Work to complete
Locate the lines that hold the string "marker". Copy every such line.

Dataset rows about figures

========================================

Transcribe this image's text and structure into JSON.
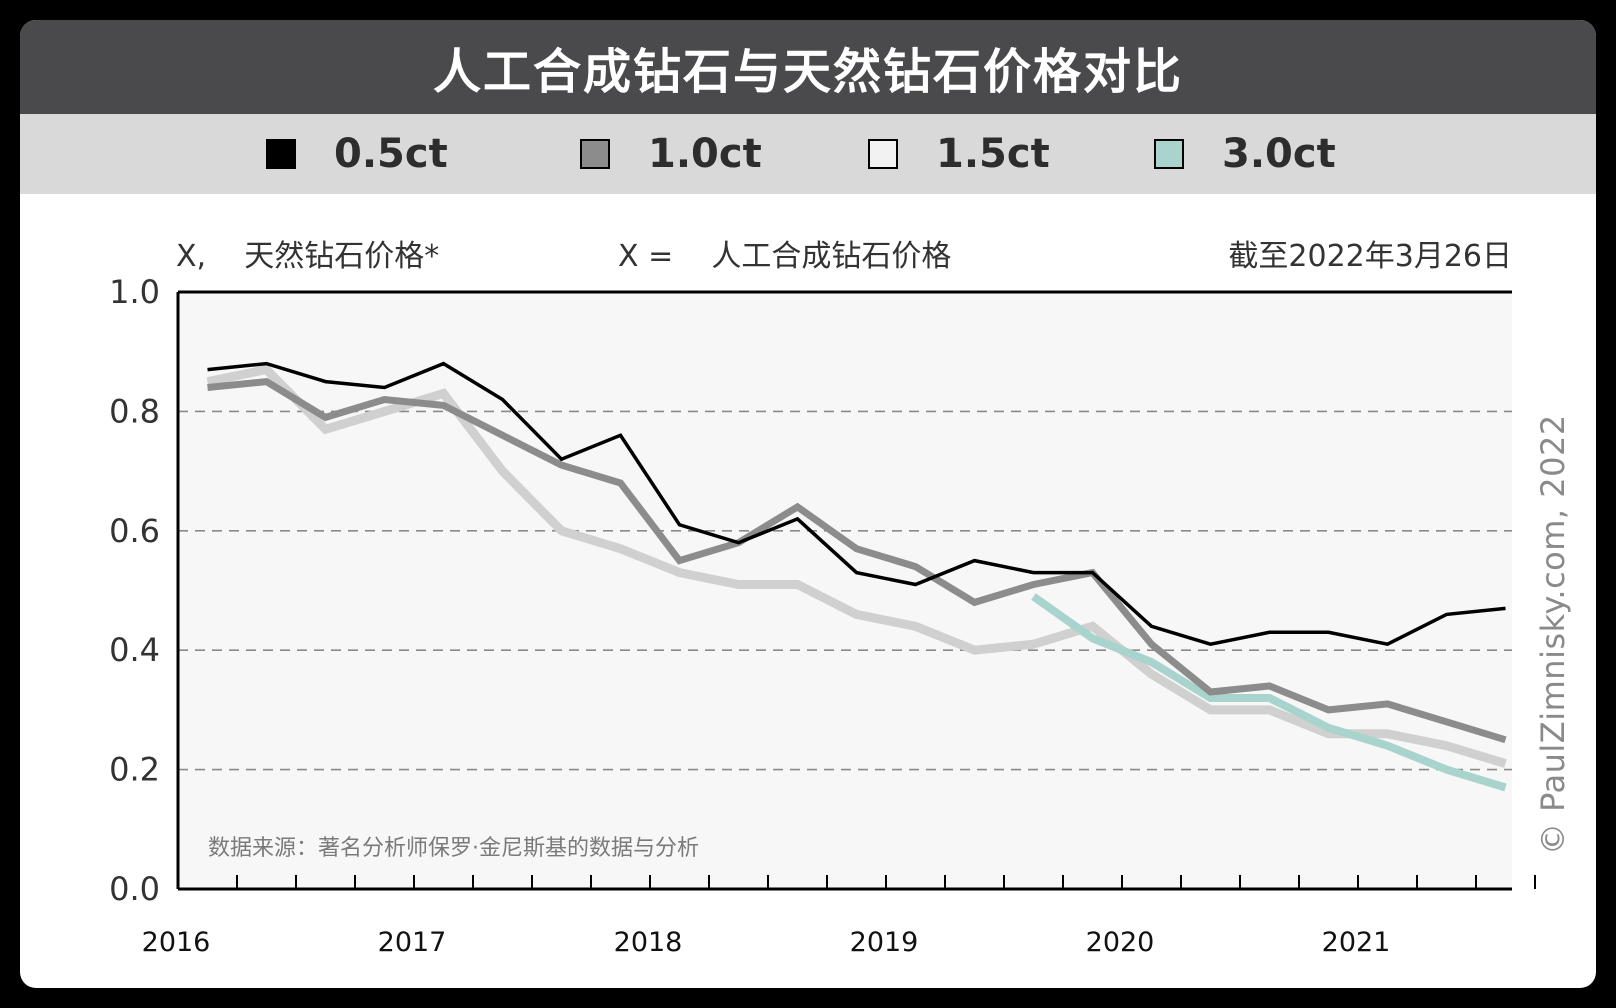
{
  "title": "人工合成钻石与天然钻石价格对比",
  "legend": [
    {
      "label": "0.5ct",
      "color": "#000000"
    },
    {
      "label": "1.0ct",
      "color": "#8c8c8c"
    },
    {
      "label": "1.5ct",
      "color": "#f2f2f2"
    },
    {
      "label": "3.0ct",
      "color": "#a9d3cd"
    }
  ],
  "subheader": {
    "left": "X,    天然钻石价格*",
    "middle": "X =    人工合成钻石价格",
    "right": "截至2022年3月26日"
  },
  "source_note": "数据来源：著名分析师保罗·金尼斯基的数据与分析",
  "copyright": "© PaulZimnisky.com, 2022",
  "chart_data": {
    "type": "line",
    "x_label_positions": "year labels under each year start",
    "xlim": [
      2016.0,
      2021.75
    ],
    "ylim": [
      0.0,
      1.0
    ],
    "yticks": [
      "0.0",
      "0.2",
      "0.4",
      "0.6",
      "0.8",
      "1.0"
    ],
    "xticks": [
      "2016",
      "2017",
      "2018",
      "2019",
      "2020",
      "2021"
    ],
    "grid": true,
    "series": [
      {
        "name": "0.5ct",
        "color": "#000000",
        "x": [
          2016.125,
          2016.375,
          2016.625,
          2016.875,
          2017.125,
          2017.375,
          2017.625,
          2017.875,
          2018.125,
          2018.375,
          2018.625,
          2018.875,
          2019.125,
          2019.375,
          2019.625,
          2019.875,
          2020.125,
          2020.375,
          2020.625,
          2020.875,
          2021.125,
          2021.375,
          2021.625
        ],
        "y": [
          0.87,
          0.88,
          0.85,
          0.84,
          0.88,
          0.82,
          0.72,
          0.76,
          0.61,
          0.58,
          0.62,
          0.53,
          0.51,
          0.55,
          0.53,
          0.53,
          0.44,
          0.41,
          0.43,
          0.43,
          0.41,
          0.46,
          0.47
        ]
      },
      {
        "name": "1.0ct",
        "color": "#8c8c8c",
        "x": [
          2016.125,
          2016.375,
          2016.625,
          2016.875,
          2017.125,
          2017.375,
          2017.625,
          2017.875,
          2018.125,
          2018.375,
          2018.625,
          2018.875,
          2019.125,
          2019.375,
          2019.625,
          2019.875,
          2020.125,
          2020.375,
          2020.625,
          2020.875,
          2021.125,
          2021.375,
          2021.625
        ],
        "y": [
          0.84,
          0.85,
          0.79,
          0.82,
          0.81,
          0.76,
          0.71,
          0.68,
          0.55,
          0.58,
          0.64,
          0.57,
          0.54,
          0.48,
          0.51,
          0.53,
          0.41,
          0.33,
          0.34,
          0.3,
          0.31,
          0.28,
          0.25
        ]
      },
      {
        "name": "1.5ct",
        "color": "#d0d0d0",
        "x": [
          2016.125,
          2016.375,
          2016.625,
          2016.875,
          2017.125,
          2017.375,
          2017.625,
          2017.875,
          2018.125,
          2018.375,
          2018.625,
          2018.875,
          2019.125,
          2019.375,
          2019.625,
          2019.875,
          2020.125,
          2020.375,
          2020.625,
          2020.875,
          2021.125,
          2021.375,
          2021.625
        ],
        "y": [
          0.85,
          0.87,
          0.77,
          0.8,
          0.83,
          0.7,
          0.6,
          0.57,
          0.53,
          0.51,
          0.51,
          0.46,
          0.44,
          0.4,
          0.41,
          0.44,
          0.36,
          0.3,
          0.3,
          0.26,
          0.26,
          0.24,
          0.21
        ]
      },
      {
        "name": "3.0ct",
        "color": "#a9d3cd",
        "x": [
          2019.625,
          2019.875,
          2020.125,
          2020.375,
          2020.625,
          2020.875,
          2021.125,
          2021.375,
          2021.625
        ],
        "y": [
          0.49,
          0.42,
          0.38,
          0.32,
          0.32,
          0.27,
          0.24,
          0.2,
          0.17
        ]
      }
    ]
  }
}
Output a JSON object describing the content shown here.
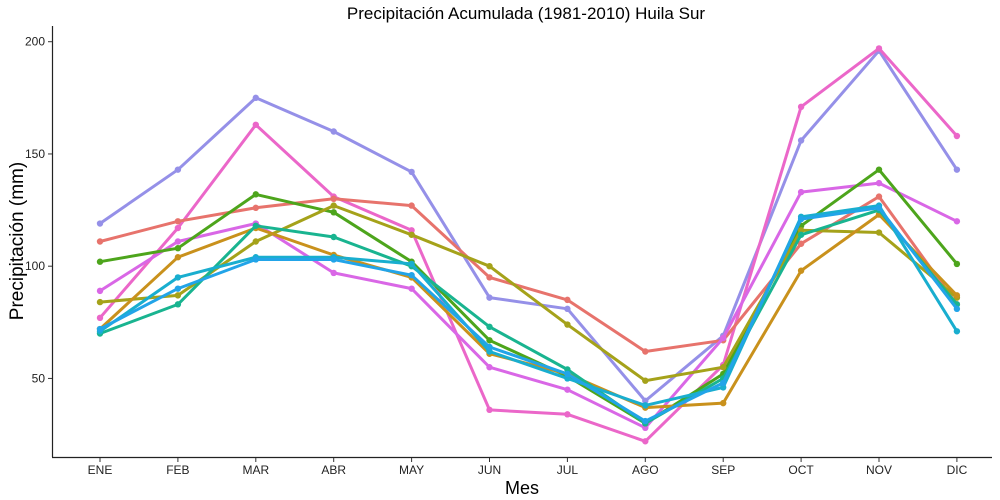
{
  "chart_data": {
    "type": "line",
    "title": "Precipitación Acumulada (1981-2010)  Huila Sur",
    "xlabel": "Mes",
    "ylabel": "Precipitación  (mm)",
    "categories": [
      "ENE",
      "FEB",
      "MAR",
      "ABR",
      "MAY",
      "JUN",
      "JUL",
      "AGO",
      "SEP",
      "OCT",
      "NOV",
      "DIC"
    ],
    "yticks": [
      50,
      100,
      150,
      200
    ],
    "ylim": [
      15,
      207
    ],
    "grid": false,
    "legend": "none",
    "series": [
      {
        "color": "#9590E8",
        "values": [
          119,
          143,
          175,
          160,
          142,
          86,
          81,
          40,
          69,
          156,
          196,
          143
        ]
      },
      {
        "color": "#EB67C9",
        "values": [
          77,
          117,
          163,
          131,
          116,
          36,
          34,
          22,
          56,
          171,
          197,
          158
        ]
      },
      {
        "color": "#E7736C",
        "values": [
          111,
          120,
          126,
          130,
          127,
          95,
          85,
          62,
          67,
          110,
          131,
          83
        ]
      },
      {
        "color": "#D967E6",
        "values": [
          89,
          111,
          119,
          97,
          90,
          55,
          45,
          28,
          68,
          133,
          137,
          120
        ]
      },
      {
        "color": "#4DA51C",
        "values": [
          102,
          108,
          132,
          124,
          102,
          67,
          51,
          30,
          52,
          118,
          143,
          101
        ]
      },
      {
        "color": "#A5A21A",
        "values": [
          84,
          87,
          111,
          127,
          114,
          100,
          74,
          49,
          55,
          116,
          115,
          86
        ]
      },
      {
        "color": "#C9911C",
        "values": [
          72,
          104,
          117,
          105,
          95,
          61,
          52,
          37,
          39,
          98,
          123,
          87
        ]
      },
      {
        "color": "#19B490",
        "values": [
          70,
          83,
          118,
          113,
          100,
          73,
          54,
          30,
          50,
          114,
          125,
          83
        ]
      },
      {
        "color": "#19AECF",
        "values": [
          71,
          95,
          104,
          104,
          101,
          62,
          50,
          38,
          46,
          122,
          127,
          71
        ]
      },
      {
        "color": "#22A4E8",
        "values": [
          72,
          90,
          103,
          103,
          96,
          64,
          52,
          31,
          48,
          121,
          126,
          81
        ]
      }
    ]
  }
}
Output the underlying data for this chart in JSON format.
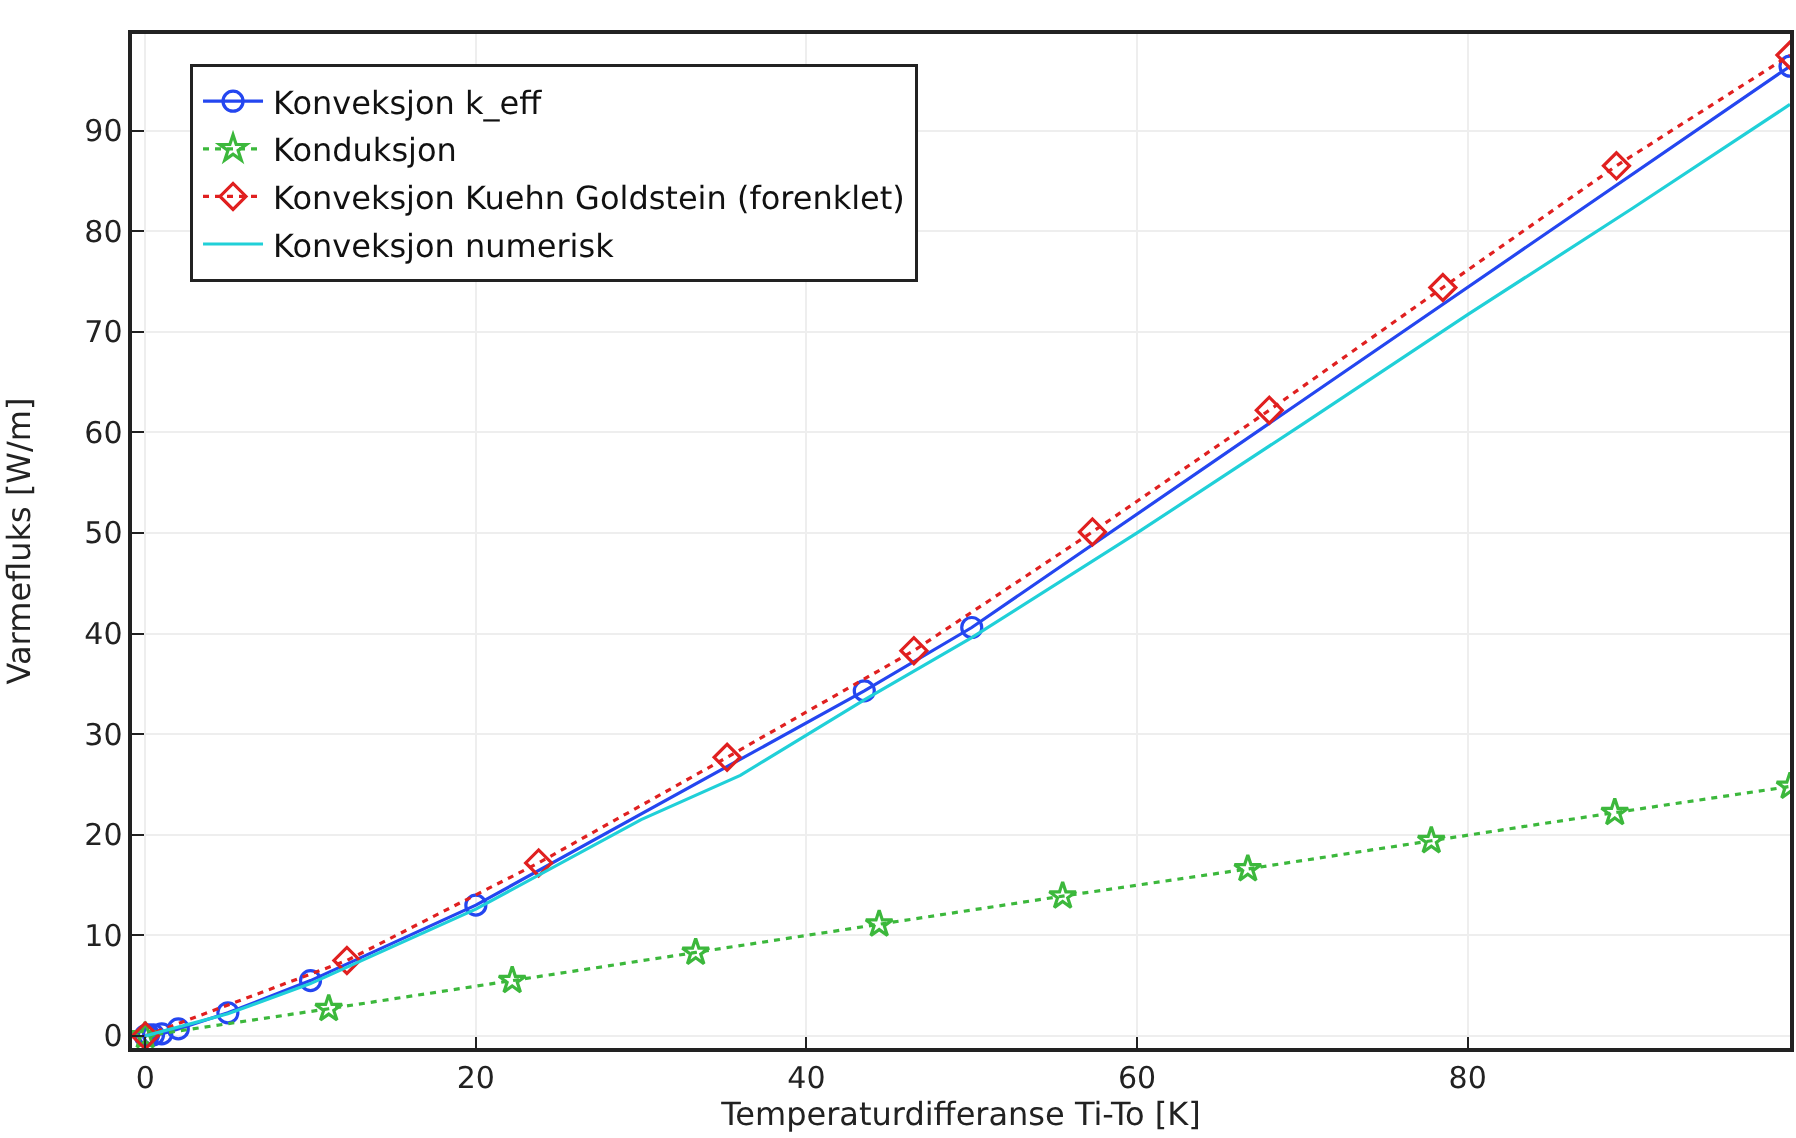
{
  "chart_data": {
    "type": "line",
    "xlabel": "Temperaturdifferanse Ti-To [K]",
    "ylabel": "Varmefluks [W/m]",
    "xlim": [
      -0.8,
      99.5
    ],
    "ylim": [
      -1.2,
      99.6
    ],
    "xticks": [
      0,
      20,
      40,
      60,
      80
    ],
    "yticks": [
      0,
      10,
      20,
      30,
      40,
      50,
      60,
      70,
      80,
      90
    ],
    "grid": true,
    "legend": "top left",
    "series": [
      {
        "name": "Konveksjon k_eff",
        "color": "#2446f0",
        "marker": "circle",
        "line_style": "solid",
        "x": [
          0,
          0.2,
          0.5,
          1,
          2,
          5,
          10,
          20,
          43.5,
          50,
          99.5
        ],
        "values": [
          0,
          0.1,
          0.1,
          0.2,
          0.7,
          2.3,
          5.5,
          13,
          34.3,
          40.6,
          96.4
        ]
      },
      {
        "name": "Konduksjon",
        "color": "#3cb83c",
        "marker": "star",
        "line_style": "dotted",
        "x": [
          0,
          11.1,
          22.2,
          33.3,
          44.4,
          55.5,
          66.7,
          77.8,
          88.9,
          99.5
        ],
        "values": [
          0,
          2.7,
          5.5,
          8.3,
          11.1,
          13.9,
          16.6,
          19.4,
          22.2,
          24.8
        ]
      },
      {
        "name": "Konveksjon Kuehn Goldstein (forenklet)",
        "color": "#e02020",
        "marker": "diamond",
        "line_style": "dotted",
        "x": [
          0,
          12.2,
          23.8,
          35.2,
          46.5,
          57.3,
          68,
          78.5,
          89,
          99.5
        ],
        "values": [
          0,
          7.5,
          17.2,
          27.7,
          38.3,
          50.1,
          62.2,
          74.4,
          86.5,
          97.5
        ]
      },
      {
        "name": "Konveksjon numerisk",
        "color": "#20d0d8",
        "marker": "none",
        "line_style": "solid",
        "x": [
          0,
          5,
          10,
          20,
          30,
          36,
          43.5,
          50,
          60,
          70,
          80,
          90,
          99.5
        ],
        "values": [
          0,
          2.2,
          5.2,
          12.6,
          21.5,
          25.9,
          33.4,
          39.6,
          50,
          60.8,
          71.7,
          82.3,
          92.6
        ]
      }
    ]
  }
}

========================================

Answer in full
        "marker": "circle",
        "marker": "star",
        "marker": "diamond",
        "marker": "none",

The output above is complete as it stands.